Task to carry out: Write out, precisely and in full, each line of the material.

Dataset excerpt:
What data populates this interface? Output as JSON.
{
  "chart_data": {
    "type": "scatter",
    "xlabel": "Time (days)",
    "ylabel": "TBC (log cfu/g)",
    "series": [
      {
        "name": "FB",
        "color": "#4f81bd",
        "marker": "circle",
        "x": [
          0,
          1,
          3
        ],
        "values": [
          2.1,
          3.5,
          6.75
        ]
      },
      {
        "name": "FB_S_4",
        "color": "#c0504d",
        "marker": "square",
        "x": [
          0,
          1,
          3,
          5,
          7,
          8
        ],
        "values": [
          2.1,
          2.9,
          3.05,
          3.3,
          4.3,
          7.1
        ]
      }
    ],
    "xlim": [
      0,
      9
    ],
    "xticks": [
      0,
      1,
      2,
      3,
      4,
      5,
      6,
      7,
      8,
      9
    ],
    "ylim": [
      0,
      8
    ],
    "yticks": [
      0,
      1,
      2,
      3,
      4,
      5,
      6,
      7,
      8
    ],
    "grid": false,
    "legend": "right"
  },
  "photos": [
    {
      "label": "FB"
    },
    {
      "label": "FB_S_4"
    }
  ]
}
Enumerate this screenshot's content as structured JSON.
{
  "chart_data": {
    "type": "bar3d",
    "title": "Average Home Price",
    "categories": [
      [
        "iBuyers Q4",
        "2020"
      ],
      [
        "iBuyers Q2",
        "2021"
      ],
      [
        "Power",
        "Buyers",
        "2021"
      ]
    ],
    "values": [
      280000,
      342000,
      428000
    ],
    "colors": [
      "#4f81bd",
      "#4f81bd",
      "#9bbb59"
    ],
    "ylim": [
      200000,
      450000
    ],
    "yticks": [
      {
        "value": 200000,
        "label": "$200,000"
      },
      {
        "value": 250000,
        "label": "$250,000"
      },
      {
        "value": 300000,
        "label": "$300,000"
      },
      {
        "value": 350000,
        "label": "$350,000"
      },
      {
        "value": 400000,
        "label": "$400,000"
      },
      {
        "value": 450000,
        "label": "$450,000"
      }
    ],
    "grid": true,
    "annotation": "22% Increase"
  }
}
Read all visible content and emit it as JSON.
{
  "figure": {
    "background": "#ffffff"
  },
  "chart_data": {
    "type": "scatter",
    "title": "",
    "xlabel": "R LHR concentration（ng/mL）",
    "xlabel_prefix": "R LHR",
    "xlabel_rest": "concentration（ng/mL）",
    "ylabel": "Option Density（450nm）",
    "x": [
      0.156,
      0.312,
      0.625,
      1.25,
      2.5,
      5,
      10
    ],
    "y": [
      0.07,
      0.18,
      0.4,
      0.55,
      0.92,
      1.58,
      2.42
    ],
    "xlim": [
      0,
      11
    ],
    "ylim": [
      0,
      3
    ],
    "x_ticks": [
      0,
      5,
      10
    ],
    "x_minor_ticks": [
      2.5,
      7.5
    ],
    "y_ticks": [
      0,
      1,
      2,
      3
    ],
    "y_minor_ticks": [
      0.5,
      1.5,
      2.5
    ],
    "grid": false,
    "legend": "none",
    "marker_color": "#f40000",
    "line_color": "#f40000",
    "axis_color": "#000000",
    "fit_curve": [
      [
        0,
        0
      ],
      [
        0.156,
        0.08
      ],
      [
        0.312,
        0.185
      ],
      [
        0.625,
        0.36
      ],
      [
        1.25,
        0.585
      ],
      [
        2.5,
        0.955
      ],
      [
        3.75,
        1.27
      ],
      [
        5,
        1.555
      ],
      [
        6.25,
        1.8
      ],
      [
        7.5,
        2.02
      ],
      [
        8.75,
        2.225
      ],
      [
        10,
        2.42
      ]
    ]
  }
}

Written reply:
What data populates this interface? Output as JSON.
{
  "chart_data": {
    "type": "scatter",
    "xlabel": "Time (days)",
    "ylabel": "TBC (log cfu/g)",
    "series": [
      {
        "name": "FB",
        "color": "#4f81bd",
        "marker": "circle",
        "x": [
          0,
          1,
          3
        ],
        "values": [
          2.1,
          3.5,
          6.75
        ]
      },
      {
        "name": "FB_S_4",
        "color": "#c0504d",
        "marker": "square",
        "x": [
          0,
          1,
          3,
          5,
          7,
          8
        ],
        "values": [
          2.1,
          2.9,
          3.05,
          3.3,
          4.3,
          7.1
        ]
      }
    ],
    "xlim": [
      0,
      9
    ],
    "xticks": [
      0,
      1,
      2,
      3,
      4,
      5,
      6,
      7,
      8,
      9
    ],
    "ylim": [
      0,
      8
    ],
    "yticks": [
      0,
      1,
      2,
      3,
      4,
      5,
      6,
      7,
      8
    ],
    "grid": false,
    "legend": "right"
  },
  "photos": [
    {
      "label": "FB"
    },
    {
      "label": "FB_S_4"
    }
  ]
}
Enumerate this screenshot's content as structured JSON.
{
  "chart_data": {
    "type": "bar3d",
    "title": "Average Home Price",
    "categories": [
      [
        "iBuyers Q4",
        "2020"
      ],
      [
        "iBuyers Q2",
        "2021"
      ],
      [
        "Power",
        "Buyers",
        "2021"
      ]
    ],
    "values": [
      280000,
      342000,
      428000
    ],
    "colors": [
      "#4f81bd",
      "#4f81bd",
      "#9bbb59"
    ],
    "ylim": [
      200000,
      450000
    ],
    "yticks": [
      {
        "value": 200000,
        "label": "$200,000"
      },
      {
        "value": 250000,
        "label": "$250,000"
      },
      {
        "value": 300000,
        "label": "$300,000"
      },
      {
        "value": 350000,
        "label": "$350,000"
      },
      {
        "value": 400000,
        "label": "$400,000"
      },
      {
        "value": 450000,
        "label": "$450,000"
      }
    ],
    "grid": true,
    "annotation": "22% Increase"
  }
}
Read all visible content and emit it as JSON.
{
  "figure": {
    "background": "#ffffff"
  },
  "chart_data": {
    "type": "scatter",
    "title": "",
    "xlabel": "R LHR concentration（ng/mL）",
    "xlabel_prefix": "R LHR",
    "xlabel_rest": "concentration（ng/mL）",
    "ylabel": "Option Density（450nm）",
    "x": [
      0.156,
      0.312,
      0.625,
      1.25,
      2.5,
      5,
      10
    ],
    "y": [
      0.07,
      0.18,
      0.4,
      0.55,
      0.92,
      1.58,
      2.42
    ],
    "xlim": [
      0,
      11
    ],
    "ylim": [
      0,
      3
    ],
    "x_ticks": [
      0,
      5,
      10
    ],
    "x_minor_ticks": [
      2.5,
      7.5
    ],
    "y_ticks": [
      0,
      1,
      2,
      3
    ],
    "y_minor_ticks": [
      0.5,
      1.5,
      2.5
    ],
    "grid": false,
    "legend": "none",
    "marker_color": "#f40000",
    "line_color": "#f40000",
    "axis_color": "#000000",
    "fit_curve": [
      [
        0,
        0
      ],
      [
        0.156,
        0.08
      ],
      [
        0.312,
        0.185
      ],
      [
        0.625,
        0.36
      ],
      [
        1.25,
        0.585
      ],
      [
        2.5,
        0.955
      ],
      [
        3.75,
        1.27
      ],
      [
        5,
        1.555
      ],
      [
        6.25,
        1.8
      ],
      [
        7.5,
        2.02
      ],
      [
        8.75,
        2.225
      ],
      [
        10,
        2.42
      ]
    ]
  }
}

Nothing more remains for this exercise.